### Work instruction
Copy out all the records, word for word.

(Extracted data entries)
============

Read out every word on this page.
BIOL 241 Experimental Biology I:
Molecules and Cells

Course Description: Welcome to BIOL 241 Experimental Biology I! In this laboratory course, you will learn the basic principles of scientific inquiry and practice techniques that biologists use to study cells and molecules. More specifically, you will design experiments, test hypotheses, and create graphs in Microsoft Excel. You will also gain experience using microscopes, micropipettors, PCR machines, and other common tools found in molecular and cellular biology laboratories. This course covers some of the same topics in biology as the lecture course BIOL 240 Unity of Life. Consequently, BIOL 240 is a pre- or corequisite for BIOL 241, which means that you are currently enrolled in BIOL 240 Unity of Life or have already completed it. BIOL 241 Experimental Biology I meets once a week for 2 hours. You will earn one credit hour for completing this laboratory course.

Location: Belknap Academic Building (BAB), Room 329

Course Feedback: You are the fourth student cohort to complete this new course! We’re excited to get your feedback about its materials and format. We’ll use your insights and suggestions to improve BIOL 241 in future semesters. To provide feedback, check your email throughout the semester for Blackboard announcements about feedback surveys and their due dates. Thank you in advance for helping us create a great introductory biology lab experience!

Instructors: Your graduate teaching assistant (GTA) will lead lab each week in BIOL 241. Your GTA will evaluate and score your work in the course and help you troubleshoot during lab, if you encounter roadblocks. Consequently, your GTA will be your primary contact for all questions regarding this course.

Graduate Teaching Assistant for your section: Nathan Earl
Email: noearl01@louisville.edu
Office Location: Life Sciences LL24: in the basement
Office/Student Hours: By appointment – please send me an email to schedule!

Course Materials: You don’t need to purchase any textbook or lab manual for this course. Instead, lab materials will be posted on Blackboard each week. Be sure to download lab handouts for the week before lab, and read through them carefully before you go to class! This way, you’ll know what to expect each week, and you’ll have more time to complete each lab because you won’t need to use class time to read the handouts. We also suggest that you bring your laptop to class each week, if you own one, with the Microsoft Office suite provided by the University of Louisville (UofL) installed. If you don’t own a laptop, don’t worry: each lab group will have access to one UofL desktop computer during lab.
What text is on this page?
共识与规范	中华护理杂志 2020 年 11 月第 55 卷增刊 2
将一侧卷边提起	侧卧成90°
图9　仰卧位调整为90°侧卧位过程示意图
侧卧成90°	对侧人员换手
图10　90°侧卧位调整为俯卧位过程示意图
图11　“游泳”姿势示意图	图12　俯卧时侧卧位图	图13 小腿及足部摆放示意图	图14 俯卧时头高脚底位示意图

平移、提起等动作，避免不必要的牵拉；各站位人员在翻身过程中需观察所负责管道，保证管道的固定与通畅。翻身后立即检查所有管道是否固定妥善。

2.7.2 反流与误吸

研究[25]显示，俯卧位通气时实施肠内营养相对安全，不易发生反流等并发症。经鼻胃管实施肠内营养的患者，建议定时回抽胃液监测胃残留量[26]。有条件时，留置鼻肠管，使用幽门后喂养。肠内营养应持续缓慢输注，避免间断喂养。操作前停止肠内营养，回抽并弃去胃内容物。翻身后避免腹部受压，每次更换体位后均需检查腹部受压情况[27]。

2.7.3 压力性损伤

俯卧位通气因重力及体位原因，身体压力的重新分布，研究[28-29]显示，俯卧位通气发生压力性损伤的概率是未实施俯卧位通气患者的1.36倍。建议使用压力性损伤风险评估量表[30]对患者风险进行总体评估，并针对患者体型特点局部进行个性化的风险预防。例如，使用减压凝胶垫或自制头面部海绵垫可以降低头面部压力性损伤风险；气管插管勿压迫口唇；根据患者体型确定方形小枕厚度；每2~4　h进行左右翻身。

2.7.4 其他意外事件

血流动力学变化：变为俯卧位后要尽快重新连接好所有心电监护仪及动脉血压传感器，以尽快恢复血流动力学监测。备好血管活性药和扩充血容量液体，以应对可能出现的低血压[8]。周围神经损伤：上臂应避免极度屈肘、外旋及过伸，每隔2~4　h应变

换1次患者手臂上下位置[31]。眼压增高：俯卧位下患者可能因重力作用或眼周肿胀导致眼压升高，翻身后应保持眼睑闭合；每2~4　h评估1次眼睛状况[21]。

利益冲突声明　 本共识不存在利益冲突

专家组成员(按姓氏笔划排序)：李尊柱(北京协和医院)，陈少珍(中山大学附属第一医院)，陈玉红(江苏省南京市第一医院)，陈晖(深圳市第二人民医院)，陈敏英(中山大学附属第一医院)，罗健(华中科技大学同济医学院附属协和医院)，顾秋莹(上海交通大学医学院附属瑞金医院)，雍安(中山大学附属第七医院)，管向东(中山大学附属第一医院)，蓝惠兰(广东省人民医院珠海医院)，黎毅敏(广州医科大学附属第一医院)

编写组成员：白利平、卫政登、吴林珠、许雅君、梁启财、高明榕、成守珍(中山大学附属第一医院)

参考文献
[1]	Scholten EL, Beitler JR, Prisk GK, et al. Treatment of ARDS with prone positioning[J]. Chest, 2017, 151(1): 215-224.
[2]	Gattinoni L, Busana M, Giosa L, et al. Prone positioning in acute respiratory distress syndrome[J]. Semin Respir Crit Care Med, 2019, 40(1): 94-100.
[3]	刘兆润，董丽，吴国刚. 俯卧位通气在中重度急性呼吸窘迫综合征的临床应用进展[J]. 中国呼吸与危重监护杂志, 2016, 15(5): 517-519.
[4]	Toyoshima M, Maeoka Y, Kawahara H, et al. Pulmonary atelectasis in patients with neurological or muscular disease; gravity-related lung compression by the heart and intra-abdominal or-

============

### Output of the task
Read out every word on this page.
BIOL 241 Experimental Biology I:
Molecules and Cells

Course Description: Welcome to BIOL 241 Experimental Biology I! In this laboratory course, you will learn the basic principles of scientific inquiry and practice techniques that biologists use to study cells and molecules. More specifically, you will design experiments, test hypotheses, and create graphs in Microsoft Excel. You will also gain experience using microscopes, micropipettors, PCR machines, and other common tools found in molecular and cellular biology laboratories. This course covers some of the same topics in biology as the lecture course BIOL 240 Unity of Life. Consequently, BIOL 240 is a pre- or corequisite for BIOL 241, which means that you are currently enrolled in BIOL 240 Unity of Life or have already completed it. BIOL 241 Experimental Biology I meets once a week for 2 hours. You will earn one credit hour for completing this laboratory course.

Location: Belknap Academic Building (BAB), Room 329

Course Feedback: You are the fourth student cohort to complete this new course! We’re excited to get your feedback about its materials and format. We’ll use your insights and suggestions to improve BIOL 241 in future semesters. To provide feedback, check your email throughout the semester for Blackboard announcements about feedback surveys and their due dates. Thank you in advance for helping us create a great introductory biology lab experience!

Instructors: Your graduate teaching assistant (GTA) will lead lab each week in BIOL 241. Your GTA will evaluate and score your work in the course and help you troubleshoot during lab, if you encounter roadblocks. Consequently, your GTA will be your primary contact for all questions regarding this course.

Graduate Teaching Assistant for your section: Nathan Earl
Email: noearl01@louisville.edu
Office Location: Life Sciences LL24: in the basement
Office/Student Hours: By appointment – please send me an email to schedule!

Course Materials: You don’t need to purchase any textbook or lab manual for this course. Instead, lab materials will be posted on Blackboard each week. Be sure to download lab handouts for the week before lab, and read through them carefully before you go to class! This way, you’ll know what to expect each week, and you’ll have more time to complete each lab because you won’t need to use class time to read the handouts. We also suggest that you bring your laptop to class each week, if you own one, with the Microsoft Office suite provided by the University of Louisville (UofL) installed. If you don’t own a laptop, don’t worry: each lab group will have access to one UofL desktop computer during lab.
What text is on this page?
共识与规范	中华护理杂志 2020 年 11 月第 55 卷增刊 2
将一侧卷边提起	侧卧成90°
图9　仰卧位调整为90°侧卧位过程示意图
侧卧成90°	对侧人员换手
图10　90°侧卧位调整为俯卧位过程示意图
图11　“游泳”姿势示意图	图12　俯卧时侧卧位图	图13 小腿及足部摆放示意图	图14 俯卧时头高脚底位示意图

平移、提起等动作，避免不必要的牵拉；各站位人员在翻身过程中需观察所负责管道，保证管道的固定与通畅。翻身后立即检查所有管道是否固定妥善。

2.7.2 反流与误吸

研究[25]显示，俯卧位通气时实施肠内营养相对安全，不易发生反流等并发症。经鼻胃管实施肠内营养的患者，建议定时回抽胃液监测胃残留量[26]。有条件时，留置鼻肠管，使用幽门后喂养。肠内营养应持续缓慢输注，避免间断喂养。操作前停止肠内营养，回抽并弃去胃内容物。翻身后避免腹部受压，每次更换体位后均需检查腹部受压情况[27]。

2.7.3 压力性损伤

俯卧位通气因重力及体位原因，身体压力的重新分布，研究[28-29]显示，俯卧位通气发生压力性损伤的概率是未实施俯卧位通气患者的1.36倍。建议使用压力性损伤风险评估量表[30]对患者风险进行总体评估，并针对患者体型特点局部进行个性化的风险预防。例如，使用减压凝胶垫或自制头面部海绵垫可以降低头面部压力性损伤风险；气管插管勿压迫口唇；根据患者体型确定方形小枕厚度；每2~4　h进行左右翻身。

2.7.4 其他意外事件

血流动力学变化：变为俯卧位后要尽快重新连接好所有心电监护仪及动脉血压传感器，以尽快恢复血流动力学监测。备好血管活性药和扩充血容量液体，以应对可能出现的低血压[8]。周围神经损伤：上臂应避免极度屈肘、外旋及过伸，每隔2~4　h应变

换1次患者手臂上下位置[31]。眼压增高：俯卧位下患者可能因重力作用或眼周肿胀导致眼压升高，翻身后应保持眼睑闭合；每2~4　h评估1次眼睛状况[21]。

利益冲突声明　 本共识不存在利益冲突

专家组成员(按姓氏笔划排序)：李尊柱(北京协和医院)，陈少珍(中山大学附属第一医院)，陈玉红(江苏省南京市第一医院)，陈晖(深圳市第二人民医院)，陈敏英(中山大学附属第一医院)，罗健(华中科技大学同济医学院附属协和医院)，顾秋莹(上海交通大学医学院附属瑞金医院)，雍安(中山大学附属第七医院)，管向东(中山大学附属第一医院)，蓝惠兰(广东省人民医院珠海医院)，黎毅敏(广州医科大学附属第一医院)

编写组成员：白利平、卫政登、吴林珠、许雅君、梁启财、高明榕、成守珍(中山大学附属第一医院)

参考文献
[1]	Scholten EL, Beitler JR, Prisk GK, et al. Treatment of ARDS with prone positioning[J]. Chest, 2017, 151(1): 215-224.
[2]	Gattinoni L, Busana M, Giosa L, et al. Prone positioning in acute respiratory distress syndrome[J]. Semin Respir Crit Care Med, 2019, 40(1): 94-100.
[3]	刘兆润，董丽，吴国刚. 俯卧位通气在中重度急性呼吸窘迫综合征的临床应用进展[J]. 中国呼吸与危重监护杂志, 2016, 15(5): 517-519.
[4]	Toyoshima M, Maeoka Y, Kawahara H, et al. Pulmonary atelectasis in patients with neurological or muscular disease; gravity-related lung compression by the heart and intra-abdominal or-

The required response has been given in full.